Stated task:
Every record here needs to be written out again exactly.

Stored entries
## Begin
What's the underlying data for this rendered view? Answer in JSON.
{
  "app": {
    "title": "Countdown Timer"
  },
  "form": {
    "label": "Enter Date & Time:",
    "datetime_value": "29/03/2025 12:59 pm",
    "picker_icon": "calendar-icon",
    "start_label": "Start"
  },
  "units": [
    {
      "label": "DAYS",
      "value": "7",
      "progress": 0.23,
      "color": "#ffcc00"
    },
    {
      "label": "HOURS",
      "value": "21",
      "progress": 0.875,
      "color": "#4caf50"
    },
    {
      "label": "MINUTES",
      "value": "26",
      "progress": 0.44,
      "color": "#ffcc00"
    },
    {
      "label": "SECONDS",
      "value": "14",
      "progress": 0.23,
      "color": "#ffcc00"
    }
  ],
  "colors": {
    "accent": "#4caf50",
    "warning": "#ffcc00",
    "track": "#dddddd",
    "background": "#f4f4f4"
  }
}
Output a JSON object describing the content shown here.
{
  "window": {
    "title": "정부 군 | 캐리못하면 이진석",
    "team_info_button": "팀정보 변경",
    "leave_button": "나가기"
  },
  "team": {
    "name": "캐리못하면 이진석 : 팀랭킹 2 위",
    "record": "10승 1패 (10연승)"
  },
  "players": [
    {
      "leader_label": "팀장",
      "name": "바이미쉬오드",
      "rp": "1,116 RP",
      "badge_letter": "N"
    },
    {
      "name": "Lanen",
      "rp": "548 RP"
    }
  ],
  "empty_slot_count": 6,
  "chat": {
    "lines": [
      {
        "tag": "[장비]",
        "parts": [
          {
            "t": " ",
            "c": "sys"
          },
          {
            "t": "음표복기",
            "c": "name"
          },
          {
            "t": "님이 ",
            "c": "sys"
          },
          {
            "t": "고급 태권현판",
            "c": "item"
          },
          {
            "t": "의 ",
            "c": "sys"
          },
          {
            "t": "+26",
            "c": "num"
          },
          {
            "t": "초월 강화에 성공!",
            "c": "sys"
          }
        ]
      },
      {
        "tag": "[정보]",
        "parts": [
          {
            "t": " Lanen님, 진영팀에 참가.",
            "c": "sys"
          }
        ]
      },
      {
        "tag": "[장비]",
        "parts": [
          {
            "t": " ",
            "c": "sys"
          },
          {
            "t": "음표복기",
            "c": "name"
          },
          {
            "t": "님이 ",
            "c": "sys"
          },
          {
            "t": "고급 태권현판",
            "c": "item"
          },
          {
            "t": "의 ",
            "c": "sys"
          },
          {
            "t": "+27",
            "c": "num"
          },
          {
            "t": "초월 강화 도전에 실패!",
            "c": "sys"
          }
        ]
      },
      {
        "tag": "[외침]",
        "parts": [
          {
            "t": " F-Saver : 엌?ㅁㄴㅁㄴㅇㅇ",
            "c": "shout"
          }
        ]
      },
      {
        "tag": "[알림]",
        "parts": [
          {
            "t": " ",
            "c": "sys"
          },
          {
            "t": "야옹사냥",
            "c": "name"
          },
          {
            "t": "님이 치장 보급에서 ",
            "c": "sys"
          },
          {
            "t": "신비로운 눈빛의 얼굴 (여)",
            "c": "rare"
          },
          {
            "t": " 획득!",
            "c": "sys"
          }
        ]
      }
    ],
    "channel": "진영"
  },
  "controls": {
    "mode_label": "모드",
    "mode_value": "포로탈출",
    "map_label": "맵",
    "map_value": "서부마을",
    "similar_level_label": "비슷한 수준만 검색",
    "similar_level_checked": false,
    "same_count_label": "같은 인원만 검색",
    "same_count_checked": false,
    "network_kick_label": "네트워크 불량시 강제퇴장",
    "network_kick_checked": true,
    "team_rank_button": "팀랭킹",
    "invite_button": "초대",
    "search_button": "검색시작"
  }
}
## End
Reply:
What's the underlying data for this rendered view? Answer in JSON.
{
  "app": {
    "title": "Countdown Timer"
  },
  "form": {
    "label": "Enter Date & Time:",
    "datetime_value": "29/03/2025 12:59 pm",
    "picker_icon": "calendar-icon",
    "start_label": "Start"
  },
  "units": [
    {
      "label": "DAYS",
      "value": "7",
      "progress": 0.23,
      "color": "#ffcc00"
    },
    {
      "label": "HOURS",
      "value": "21",
      "progress": 0.875,
      "color": "#4caf50"
    },
    {
      "label": "MINUTES",
      "value": "26",
      "progress": 0.44,
      "color": "#ffcc00"
    },
    {
      "label": "SECONDS",
      "value": "14",
      "progress": 0.23,
      "color": "#ffcc00"
    }
  ],
  "colors": {
    "accent": "#4caf50",
    "warning": "#ffcc00",
    "track": "#dddddd",
    "background": "#f4f4f4"
  }
}
Output a JSON object describing the content shown here.
{
  "window": {
    "title": "정부 군 | 캐리못하면 이진석",
    "team_info_button": "팀정보 변경",
    "leave_button": "나가기"
  },
  "team": {
    "name": "캐리못하면 이진석 : 팀랭킹 2 위",
    "record": "10승 1패 (10연승)"
  },
  "players": [
    {
      "leader_label": "팀장",
      "name": "바이미쉬오드",
      "rp": "1,116 RP",
      "badge_letter": "N"
    },
    {
      "name": "Lanen",
      "rp": "548 RP"
    }
  ],
  "empty_slot_count": 6,
  "chat": {
    "lines": [
      {
        "tag": "[장비]",
        "parts": [
          {
            "t": " ",
            "c": "sys"
          },
          {
            "t": "음표복기",
            "c": "name"
          },
          {
            "t": "님이 ",
            "c": "sys"
          },
          {
            "t": "고급 태권현판",
            "c": "item"
          },
          {
            "t": "의 ",
            "c": "sys"
          },
          {
            "t": "+26",
            "c": "num"
          },
          {
            "t": "초월 강화에 성공!",
            "c": "sys"
          }
        ]
      },
      {
        "tag": "[정보]",
        "parts": [
          {
            "t": " Lanen님, 진영팀에 참가.",
            "c": "sys"
          }
        ]
      },
      {
        "tag": "[장비]",
        "parts": [
          {
            "t": " ",
            "c": "sys"
          },
          {
            "t": "음표복기",
            "c": "name"
          },
          {
            "t": "님이 ",
            "c": "sys"
          },
          {
            "t": "고급 태권현판",
            "c": "item"
          },
          {
            "t": "의 ",
            "c": "sys"
          },
          {
            "t": "+27",
            "c": "num"
          },
          {
            "t": "초월 강화 도전에 실패!",
            "c": "sys"
          }
        ]
      },
      {
        "tag": "[외침]",
        "parts": [
          {
            "t": " F-Saver : 엌?ㅁㄴㅁㄴㅇㅇ",
            "c": "shout"
          }
        ]
      },
      {
        "tag": "[알림]",
        "parts": [
          {
            "t": " ",
            "c": "sys"
          },
          {
            "t": "야옹사냥",
            "c": "name"
          },
          {
            "t": "님이 치장 보급에서 ",
            "c": "sys"
          },
          {
            "t": "신비로운 눈빛의 얼굴 (여)",
            "c": "rare"
          },
          {
            "t": " 획득!",
            "c": "sys"
          }
        ]
      }
    ],
    "channel": "진영"
  },
  "controls": {
    "mode_label": "모드",
    "mode_value": "포로탈출",
    "map_label": "맵",
    "map_value": "서부마을",
    "similar_level_label": "비슷한 수준만 검색",
    "similar_level_checked": false,
    "same_count_label": "같은 인원만 검색",
    "same_count_checked": false,
    "network_kick_label": "네트워크 불량시 강제퇴장",
    "network_kick_checked": true,
    "team_rank_button": "팀랭킹",
    "invite_button": "초대",
    "search_button": "검색시작"
  }
}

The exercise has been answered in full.